EXERCISE OBJECTIVE -
Retype all material exactly. Pictures stay out of the copy.

(Figure record extracts)
--- START ---

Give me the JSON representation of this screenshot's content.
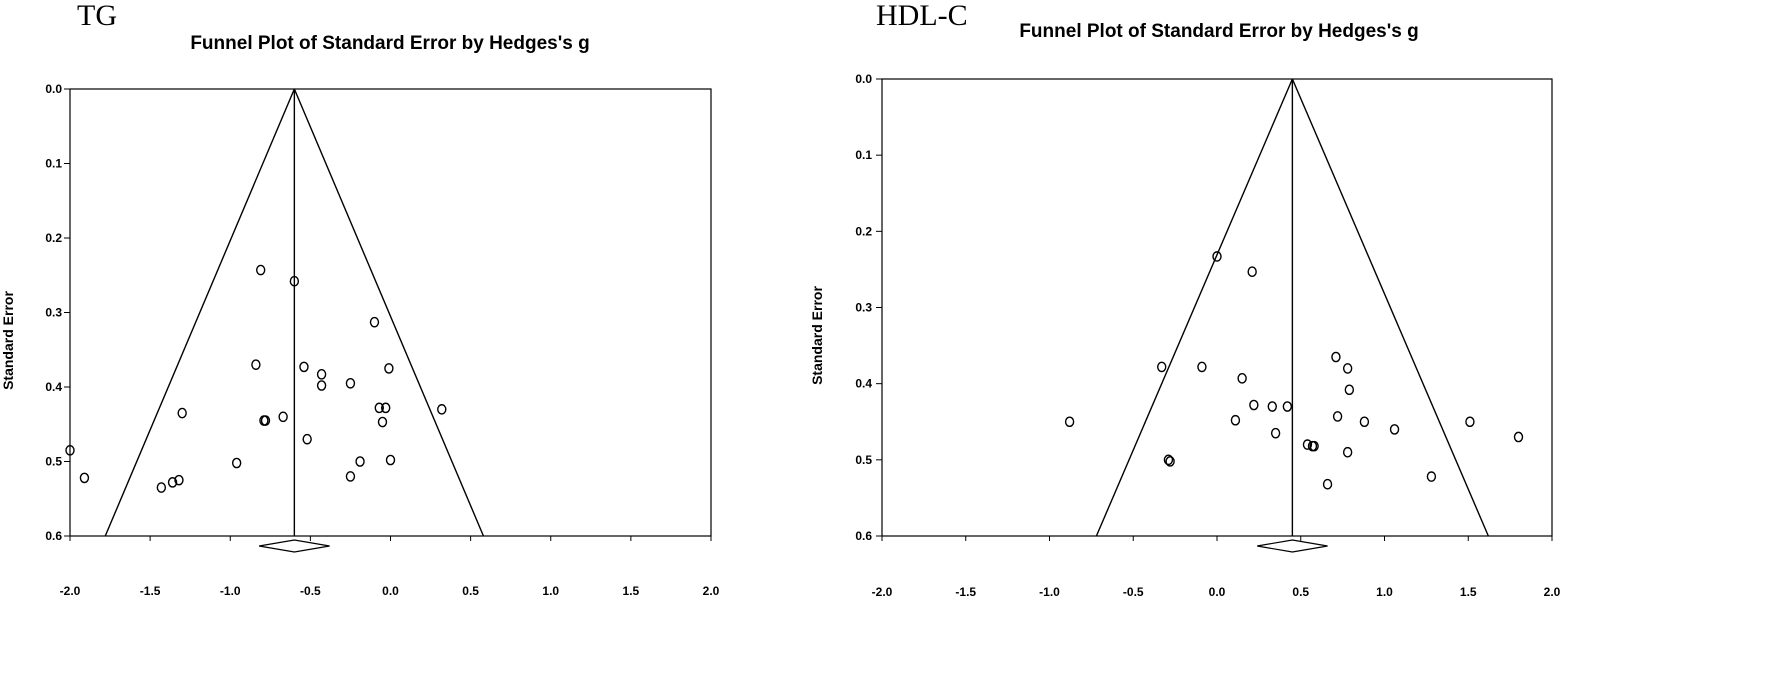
{
  "chart_data": [
    {
      "id": "tg",
      "type": "scatter",
      "panel_label": "TG",
      "title": "Funnel Plot of Standard Error by Hedges's g",
      "xlabel": "",
      "ylabel": "Standard Error",
      "xlim": [
        -2.0,
        2.0
      ],
      "ylim": [
        0.0,
        0.6
      ],
      "y_inverted": true,
      "x_ticks": [
        "-2.0",
        "-1.5",
        "-1.0",
        "-0.5",
        "0.0",
        "0.5",
        "1.0",
        "1.5",
        "2.0"
      ],
      "y_ticks": [
        "0.0",
        "0.1",
        "0.2",
        "0.3",
        "0.4",
        "0.5",
        "0.6"
      ],
      "summary_effect": -0.6,
      "summary_ci": [
        -0.82,
        -0.38
      ],
      "funnel": {
        "apex": [
          -0.6,
          0.0
        ],
        "left_at_bottom": -1.78,
        "right_at_bottom": 0.58
      },
      "points": [
        {
          "x": -2.0,
          "y": 0.485
        },
        {
          "x": -1.91,
          "y": 0.522
        },
        {
          "x": -1.43,
          "y": 0.535
        },
        {
          "x": -1.36,
          "y": 0.528
        },
        {
          "x": -1.32,
          "y": 0.525
        },
        {
          "x": -1.3,
          "y": 0.435
        },
        {
          "x": -0.96,
          "y": 0.502
        },
        {
          "x": -0.84,
          "y": 0.37
        },
        {
          "x": -0.81,
          "y": 0.243
        },
        {
          "x": -0.79,
          "y": 0.445
        },
        {
          "x": -0.78,
          "y": 0.445
        },
        {
          "x": -0.67,
          "y": 0.44
        },
        {
          "x": -0.6,
          "y": 0.258
        },
        {
          "x": -0.54,
          "y": 0.373
        },
        {
          "x": -0.52,
          "y": 0.47
        },
        {
          "x": -0.43,
          "y": 0.383
        },
        {
          "x": -0.43,
          "y": 0.398
        },
        {
          "x": -0.25,
          "y": 0.395
        },
        {
          "x": -0.25,
          "y": 0.52
        },
        {
          "x": -0.19,
          "y": 0.5
        },
        {
          "x": -0.1,
          "y": 0.313
        },
        {
          "x": -0.07,
          "y": 0.428
        },
        {
          "x": -0.05,
          "y": 0.447
        },
        {
          "x": -0.03,
          "y": 0.428
        },
        {
          "x": -0.01,
          "y": 0.375
        },
        {
          "x": 0.0,
          "y": 0.498
        },
        {
          "x": 0.32,
          "y": 0.43
        }
      ]
    },
    {
      "id": "hdl",
      "type": "scatter",
      "panel_label": "HDL-C",
      "title": "Funnel Plot of Standard Error by Hedges's g",
      "xlabel": "",
      "ylabel": "Standard Error",
      "xlim": [
        -2.0,
        2.0
      ],
      "ylim": [
        0.0,
        0.6
      ],
      "y_inverted": true,
      "x_ticks": [
        "-2.0",
        "-1.5",
        "-1.0",
        "-0.5",
        "0.0",
        "0.5",
        "1.0",
        "1.5",
        "2.0"
      ],
      "y_ticks": [
        "0.0",
        "0.1",
        "0.2",
        "0.3",
        "0.4",
        "0.5",
        "0.6"
      ],
      "summary_effect": 0.45,
      "summary_ci": [
        0.24,
        0.66
      ],
      "funnel": {
        "apex": [
          0.45,
          0.0
        ],
        "left_at_bottom": -0.72,
        "right_at_bottom": 1.62
      },
      "points": [
        {
          "x": -0.88,
          "y": 0.45
        },
        {
          "x": -0.33,
          "y": 0.378
        },
        {
          "x": -0.28,
          "y": 0.502
        },
        {
          "x": -0.29,
          "y": 0.5
        },
        {
          "x": -0.09,
          "y": 0.378
        },
        {
          "x": 0.0,
          "y": 0.233
        },
        {
          "x": 0.11,
          "y": 0.448
        },
        {
          "x": 0.15,
          "y": 0.393
        },
        {
          "x": 0.21,
          "y": 0.253
        },
        {
          "x": 0.22,
          "y": 0.428
        },
        {
          "x": 0.33,
          "y": 0.43
        },
        {
          "x": 0.35,
          "y": 0.465
        },
        {
          "x": 0.42,
          "y": 0.43
        },
        {
          "x": 0.54,
          "y": 0.48
        },
        {
          "x": 0.57,
          "y": 0.482
        },
        {
          "x": 0.58,
          "y": 0.482
        },
        {
          "x": 0.66,
          "y": 0.532
        },
        {
          "x": 0.71,
          "y": 0.365
        },
        {
          "x": 0.72,
          "y": 0.443
        },
        {
          "x": 0.78,
          "y": 0.38
        },
        {
          "x": 0.78,
          "y": 0.49
        },
        {
          "x": 0.79,
          "y": 0.408
        },
        {
          "x": 0.88,
          "y": 0.45
        },
        {
          "x": 1.06,
          "y": 0.46
        },
        {
          "x": 1.28,
          "y": 0.522
        },
        {
          "x": 1.51,
          "y": 0.45
        },
        {
          "x": 1.8,
          "y": 0.47
        }
      ]
    }
  ]
}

--- END ---

EXERCISE RESULT -
Give me the JSON representation of this screenshot's content.
{
  "chart_data": [
    {
      "id": "tg",
      "type": "scatter",
      "panel_label": "TG",
      "title": "Funnel Plot of Standard Error by Hedges's g",
      "xlabel": "",
      "ylabel": "Standard Error",
      "xlim": [
        -2.0,
        2.0
      ],
      "ylim": [
        0.0,
        0.6
      ],
      "y_inverted": true,
      "x_ticks": [
        "-2.0",
        "-1.5",
        "-1.0",
        "-0.5",
        "0.0",
        "0.5",
        "1.0",
        "1.5",
        "2.0"
      ],
      "y_ticks": [
        "0.0",
        "0.1",
        "0.2",
        "0.3",
        "0.4",
        "0.5",
        "0.6"
      ],
      "summary_effect": -0.6,
      "summary_ci": [
        -0.82,
        -0.38
      ],
      "funnel": {
        "apex": [
          -0.6,
          0.0
        ],
        "left_at_bottom": -1.78,
        "right_at_bottom": 0.58
      },
      "points": [
        {
          "x": -2.0,
          "y": 0.485
        },
        {
          "x": -1.91,
          "y": 0.522
        },
        {
          "x": -1.43,
          "y": 0.535
        },
        {
          "x": -1.36,
          "y": 0.528
        },
        {
          "x": -1.32,
          "y": 0.525
        },
        {
          "x": -1.3,
          "y": 0.435
        },
        {
          "x": -0.96,
          "y": 0.502
        },
        {
          "x": -0.84,
          "y": 0.37
        },
        {
          "x": -0.81,
          "y": 0.243
        },
        {
          "x": -0.79,
          "y": 0.445
        },
        {
          "x": -0.78,
          "y": 0.445
        },
        {
          "x": -0.67,
          "y": 0.44
        },
        {
          "x": -0.6,
          "y": 0.258
        },
        {
          "x": -0.54,
          "y": 0.373
        },
        {
          "x": -0.52,
          "y": 0.47
        },
        {
          "x": -0.43,
          "y": 0.383
        },
        {
          "x": -0.43,
          "y": 0.398
        },
        {
          "x": -0.25,
          "y": 0.395
        },
        {
          "x": -0.25,
          "y": 0.52
        },
        {
          "x": -0.19,
          "y": 0.5
        },
        {
          "x": -0.1,
          "y": 0.313
        },
        {
          "x": -0.07,
          "y": 0.428
        },
        {
          "x": -0.05,
          "y": 0.447
        },
        {
          "x": -0.03,
          "y": 0.428
        },
        {
          "x": -0.01,
          "y": 0.375
        },
        {
          "x": 0.0,
          "y": 0.498
        },
        {
          "x": 0.32,
          "y": 0.43
        }
      ]
    },
    {
      "id": "hdl",
      "type": "scatter",
      "panel_label": "HDL-C",
      "title": "Funnel Plot of Standard Error by Hedges's g",
      "xlabel": "",
      "ylabel": "Standard Error",
      "xlim": [
        -2.0,
        2.0
      ],
      "ylim": [
        0.0,
        0.6
      ],
      "y_inverted": true,
      "x_ticks": [
        "-2.0",
        "-1.5",
        "-1.0",
        "-0.5",
        "0.0",
        "0.5",
        "1.0",
        "1.5",
        "2.0"
      ],
      "y_ticks": [
        "0.0",
        "0.1",
        "0.2",
        "0.3",
        "0.4",
        "0.5",
        "0.6"
      ],
      "summary_effect": 0.45,
      "summary_ci": [
        0.24,
        0.66
      ],
      "funnel": {
        "apex": [
          0.45,
          0.0
        ],
        "left_at_bottom": -0.72,
        "right_at_bottom": 1.62
      },
      "points": [
        {
          "x": -0.88,
          "y": 0.45
        },
        {
          "x": -0.33,
          "y": 0.378
        },
        {
          "x": -0.28,
          "y": 0.502
        },
        {
          "x": -0.29,
          "y": 0.5
        },
        {
          "x": -0.09,
          "y": 0.378
        },
        {
          "x": 0.0,
          "y": 0.233
        },
        {
          "x": 0.11,
          "y": 0.448
        },
        {
          "x": 0.15,
          "y": 0.393
        },
        {
          "x": 0.21,
          "y": 0.253
        },
        {
          "x": 0.22,
          "y": 0.428
        },
        {
          "x": 0.33,
          "y": 0.43
        },
        {
          "x": 0.35,
          "y": 0.465
        },
        {
          "x": 0.42,
          "y": 0.43
        },
        {
          "x": 0.54,
          "y": 0.48
        },
        {
          "x": 0.57,
          "y": 0.482
        },
        {
          "x": 0.58,
          "y": 0.482
        },
        {
          "x": 0.66,
          "y": 0.532
        },
        {
          "x": 0.71,
          "y": 0.365
        },
        {
          "x": 0.72,
          "y": 0.443
        },
        {
          "x": 0.78,
          "y": 0.38
        },
        {
          "x": 0.78,
          "y": 0.49
        },
        {
          "x": 0.79,
          "y": 0.408
        },
        {
          "x": 0.88,
          "y": 0.45
        },
        {
          "x": 1.06,
          "y": 0.46
        },
        {
          "x": 1.28,
          "y": 0.522
        },
        {
          "x": 1.51,
          "y": 0.45
        },
        {
          "x": 1.8,
          "y": 0.47
        }
      ]
    }
  ]
}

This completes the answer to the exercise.